§ The problem
Give every line of the listing below as a JSON array of strings, one string per line, with blank lines left out.

§ Records for the task
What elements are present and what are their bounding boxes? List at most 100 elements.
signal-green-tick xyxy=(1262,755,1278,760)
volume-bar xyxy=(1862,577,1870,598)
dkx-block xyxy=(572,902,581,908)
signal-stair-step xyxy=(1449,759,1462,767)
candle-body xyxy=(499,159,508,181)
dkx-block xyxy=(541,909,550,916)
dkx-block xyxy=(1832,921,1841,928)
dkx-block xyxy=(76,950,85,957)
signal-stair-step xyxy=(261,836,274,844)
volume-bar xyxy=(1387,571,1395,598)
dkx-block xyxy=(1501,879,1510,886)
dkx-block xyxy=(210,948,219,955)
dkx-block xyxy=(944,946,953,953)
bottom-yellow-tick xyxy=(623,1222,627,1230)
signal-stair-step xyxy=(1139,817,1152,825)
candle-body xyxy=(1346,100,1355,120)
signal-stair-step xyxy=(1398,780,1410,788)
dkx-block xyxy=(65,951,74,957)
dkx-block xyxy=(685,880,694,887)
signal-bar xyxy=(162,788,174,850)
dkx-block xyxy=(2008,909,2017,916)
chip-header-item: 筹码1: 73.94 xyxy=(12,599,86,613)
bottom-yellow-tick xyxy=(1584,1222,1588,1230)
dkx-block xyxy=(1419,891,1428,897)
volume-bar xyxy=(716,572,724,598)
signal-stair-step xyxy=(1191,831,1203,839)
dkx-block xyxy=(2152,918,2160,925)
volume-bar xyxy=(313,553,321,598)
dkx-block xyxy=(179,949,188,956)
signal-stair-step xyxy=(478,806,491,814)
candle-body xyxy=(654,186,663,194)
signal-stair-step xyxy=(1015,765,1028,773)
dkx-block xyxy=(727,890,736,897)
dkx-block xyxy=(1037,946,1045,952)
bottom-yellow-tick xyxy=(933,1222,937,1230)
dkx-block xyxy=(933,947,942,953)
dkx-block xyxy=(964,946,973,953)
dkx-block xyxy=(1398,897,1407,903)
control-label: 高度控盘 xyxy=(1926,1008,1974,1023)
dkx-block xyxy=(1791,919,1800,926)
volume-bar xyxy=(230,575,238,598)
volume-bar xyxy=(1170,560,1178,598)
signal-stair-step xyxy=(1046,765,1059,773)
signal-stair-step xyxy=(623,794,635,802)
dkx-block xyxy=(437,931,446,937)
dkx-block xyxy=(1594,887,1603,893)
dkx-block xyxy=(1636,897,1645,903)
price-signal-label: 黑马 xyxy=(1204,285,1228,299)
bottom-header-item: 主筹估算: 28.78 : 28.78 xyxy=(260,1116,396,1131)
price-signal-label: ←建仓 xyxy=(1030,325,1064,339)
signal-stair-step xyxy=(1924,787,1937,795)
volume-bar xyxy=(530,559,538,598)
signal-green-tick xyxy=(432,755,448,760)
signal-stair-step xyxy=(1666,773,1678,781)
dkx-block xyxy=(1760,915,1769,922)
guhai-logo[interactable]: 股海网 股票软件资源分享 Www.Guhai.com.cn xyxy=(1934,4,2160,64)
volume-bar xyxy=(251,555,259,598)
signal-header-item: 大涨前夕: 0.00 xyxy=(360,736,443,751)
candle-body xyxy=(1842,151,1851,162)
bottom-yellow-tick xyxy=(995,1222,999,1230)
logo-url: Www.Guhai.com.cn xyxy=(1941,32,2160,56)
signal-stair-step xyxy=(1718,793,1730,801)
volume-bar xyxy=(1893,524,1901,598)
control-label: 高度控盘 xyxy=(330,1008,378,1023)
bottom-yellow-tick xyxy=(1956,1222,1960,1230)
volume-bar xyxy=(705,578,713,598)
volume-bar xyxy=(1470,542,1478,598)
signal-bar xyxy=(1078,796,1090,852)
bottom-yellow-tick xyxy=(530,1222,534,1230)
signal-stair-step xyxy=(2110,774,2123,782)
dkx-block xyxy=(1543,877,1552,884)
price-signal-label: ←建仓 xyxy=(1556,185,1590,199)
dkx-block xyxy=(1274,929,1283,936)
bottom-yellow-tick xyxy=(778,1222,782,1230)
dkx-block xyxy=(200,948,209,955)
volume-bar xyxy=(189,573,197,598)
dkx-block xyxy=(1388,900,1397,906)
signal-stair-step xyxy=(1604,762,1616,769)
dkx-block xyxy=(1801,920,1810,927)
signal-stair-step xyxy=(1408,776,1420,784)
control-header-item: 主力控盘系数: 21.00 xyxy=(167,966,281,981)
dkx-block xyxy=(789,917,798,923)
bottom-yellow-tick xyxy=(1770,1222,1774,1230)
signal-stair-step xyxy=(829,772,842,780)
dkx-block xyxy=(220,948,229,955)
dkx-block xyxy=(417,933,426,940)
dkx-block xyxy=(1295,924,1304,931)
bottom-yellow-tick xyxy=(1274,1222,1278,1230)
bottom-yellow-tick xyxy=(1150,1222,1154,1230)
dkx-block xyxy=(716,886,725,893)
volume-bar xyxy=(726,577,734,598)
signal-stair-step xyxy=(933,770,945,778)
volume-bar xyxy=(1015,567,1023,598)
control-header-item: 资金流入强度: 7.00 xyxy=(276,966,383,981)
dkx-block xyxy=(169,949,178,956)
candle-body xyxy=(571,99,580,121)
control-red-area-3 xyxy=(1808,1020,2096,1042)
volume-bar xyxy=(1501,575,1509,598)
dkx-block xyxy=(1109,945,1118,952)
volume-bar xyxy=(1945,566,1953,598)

§ Final result
[
  "What elements are present and what are their bounding boxes? List at most 100 elements.",
  "signal-green-tick xyxy=(1262,755,1278,760)",
  "volume-bar xyxy=(1862,577,1870,598)",
  "dkx-block xyxy=(572,902,581,908)",
  "signal-stair-step xyxy=(1449,759,1462,767)",
  "candle-body xyxy=(499,159,508,181)",
  "dkx-block xyxy=(541,909,550,916)",
  "dkx-block xyxy=(1832,921,1841,928)",
  "dkx-block xyxy=(76,950,85,957)",
  "signal-stair-step xyxy=(261,836,274,844)",
  "volume-bar xyxy=(1387,571,1395,598)",
  "dkx-block xyxy=(1501,879,1510,886)",
  "dkx-block xyxy=(210,948,219,955)",
  "dkx-block xyxy=(944,946,953,953)",
  "bottom-yellow-tick xyxy=(623,1222,627,1230)",
  "signal-stair-step xyxy=(1139,817,1152,825)",
  "candle-body xyxy=(1346,100,1355,120)",
  "signal-stair-step xyxy=(1398,780,1410,788)",
  "dkx-block xyxy=(65,951,74,957)",
  "dkx-block xyxy=(685,880,694,887)",
  "signal-bar xyxy=(162,788,174,850)",
  "dkx-block xyxy=(2008,909,2017,916)",
  "chip-header-item: 筹码1: 73.94 xyxy=(12,599,86,613)",
  "bottom-yellow-tick xyxy=(1584,1222,1588,1230)",
  "dkx-block xyxy=(1419,891,1428,897)",
  "volume-bar xyxy=(716,572,724,598)",
  "signal-stair-step xyxy=(1191,831,1203,839)",
  "dkx-block xyxy=(2152,918,2160,925)",
  "volume-bar xyxy=(313,553,321,598)",
  "dkx-block xyxy=(179,949,188,956)",
  "signal-stair-step xyxy=(478,806,491,814)",
  "candle-body xyxy=(654,186,663,194)",
  "signal-stair-step xyxy=(1015,765,1028,773)",
  "dkx-block xyxy=(727,890,736,897)",
  "dkx-block xyxy=(1037,946,1045,952)",
  "bottom-yellow-tick xyxy=(933,1222,937,1230)",
  "dkx-block xyxy=(933,947,942,953)",
  "dkx-block xyxy=(964,946,973,953)",
  "dkx-block xyxy=(1398,897,1407,903)",
  "control-label: 高度控盘 xyxy=(1926,1008,1974,1023)",
  "dkx-block xyxy=(1791,919,1800,926)",
  "volume-bar xyxy=(230,575,238,598)",
  "volume-bar xyxy=(1170,560,1178,598)",
  "signal-stair-step xyxy=(1046,765,1059,773)",
  "signal-stair-step xyxy=(623,794,635,802)",
  "dkx-block xyxy=(437,931,446,937)",
  "dkx-block xyxy=(1594,887,1603,893)",
  "dkx-block xyxy=(1636,897,1645,903)",
  "price-signal-label: 黑马 xyxy=(1204,285,1228,299)",
  "bottom-header-item: 主筹估算: 28.78 : 28.78 xyxy=(260,1116,396,1131)",
  "price-signal-label: ←建仓 xyxy=(1030,325,1064,339)",
  "signal-stair-step xyxy=(1924,787,1937,795)",
  "volume-bar xyxy=(530,559,538,598)",
  "signal-green-tick xyxy=(432,755,448,760)",
  "signal-stair-step xyxy=(1666,773,1678,781)",
  "dkx-block xyxy=(1760,915,1769,922)",
  "guhai-logo[interactable]: 股海网 股票软件资源分享 Www.Guhai.com.cn xyxy=(1934,4,2160,64)",
  "volume-bar xyxy=(251,555,259,598)",
  "signal-header-item: 大涨前夕: 0.00 xyxy=(360,736,443,751)",
  "candle-body xyxy=(1842,151,1851,162)",
  "bottom-yellow-tick xyxy=(995,1222,999,1230)",
  "logo-url: Www.Guhai.com.cn xyxy=(1941,32,2160,56)",
  "signal-stair-step xyxy=(1718,793,1730,801)",
  "volume-bar xyxy=(1893,524,1901,598)",
  "control-label: 高度控盘 xyxy=(330,1008,378,1023)",
  "bottom-yellow-tick xyxy=(1956,1222,1960,1230)",
  "volume-bar xyxy=(705,578,713,598)",
  "volume-bar xyxy=(1470,542,1478,598)",
  "signal-bar xyxy=(1078,796,1090,852)",
  "bottom-yellow-tick xyxy=(530,1222,534,1230)",
  "signal-stair-step xyxy=(2110,774,2123,782)",
  "dkx-block xyxy=(1543,877,1552,884)",
  "price-signal-label: ←建仓 xyxy=(1556,185,1590,199)",
  "dkx-block xyxy=(1274,929,1283,936)",
  "bottom-yellow-tick xyxy=(778,1222,782,1230)",
  "dkx-block xyxy=(200,948,209,955)",
  "volume-bar xyxy=(189,573,197,598)",
  "dkx-block xyxy=(1388,900,1397,906)",
  "signal-stair-step xyxy=(1604,762,1616,769)",
  "dkx-block xyxy=(1801,920,1810,927)",
  "signal-stair-step xyxy=(1408,776,1420,784)",
  "control-header-item: 主力控盘系数: 21.00 xyxy=(167,966,281,981)",
  "dkx-block xyxy=(789,917,798,923)",
  "bottom-yellow-tick xyxy=(1770,1222,1774,1230)",
  "signal-stair-step xyxy=(829,772,842,780)",
  "dkx-block xyxy=(220,948,229,955)",
  "dkx-block xyxy=(417,933,426,940)",
  "dkx-block xyxy=(1295,924,1304,931)",
  "bottom-yellow-tick xyxy=(1274,1222,1278,1230)",
  "bottom-yellow-tick xyxy=(1150,1222,1154,1230)",
  "dkx-block xyxy=(716,886,725,893)",
  "volume-bar xyxy=(726,577,734,598)",
  "signal-stair-step xyxy=(933,770,945,778)",
  "volume-bar xyxy=(1015,567,1023,598)",
  "control-header-item: 资金流入强度: 7.00 xyxy=(276,966,383,981)",
  "dkx-block xyxy=(169,949,178,956)",
  "candle-body xyxy=(571,99,580,121)",
  "control-red-area-3 xyxy=(1808,1020,2096,1042)",
  "volume-bar xyxy=(1501,575,1509,598)",
  "dkx-block xyxy=(1109,945,1118,952)",
  "volume-bar xyxy=(1945,566,1953,598)"
]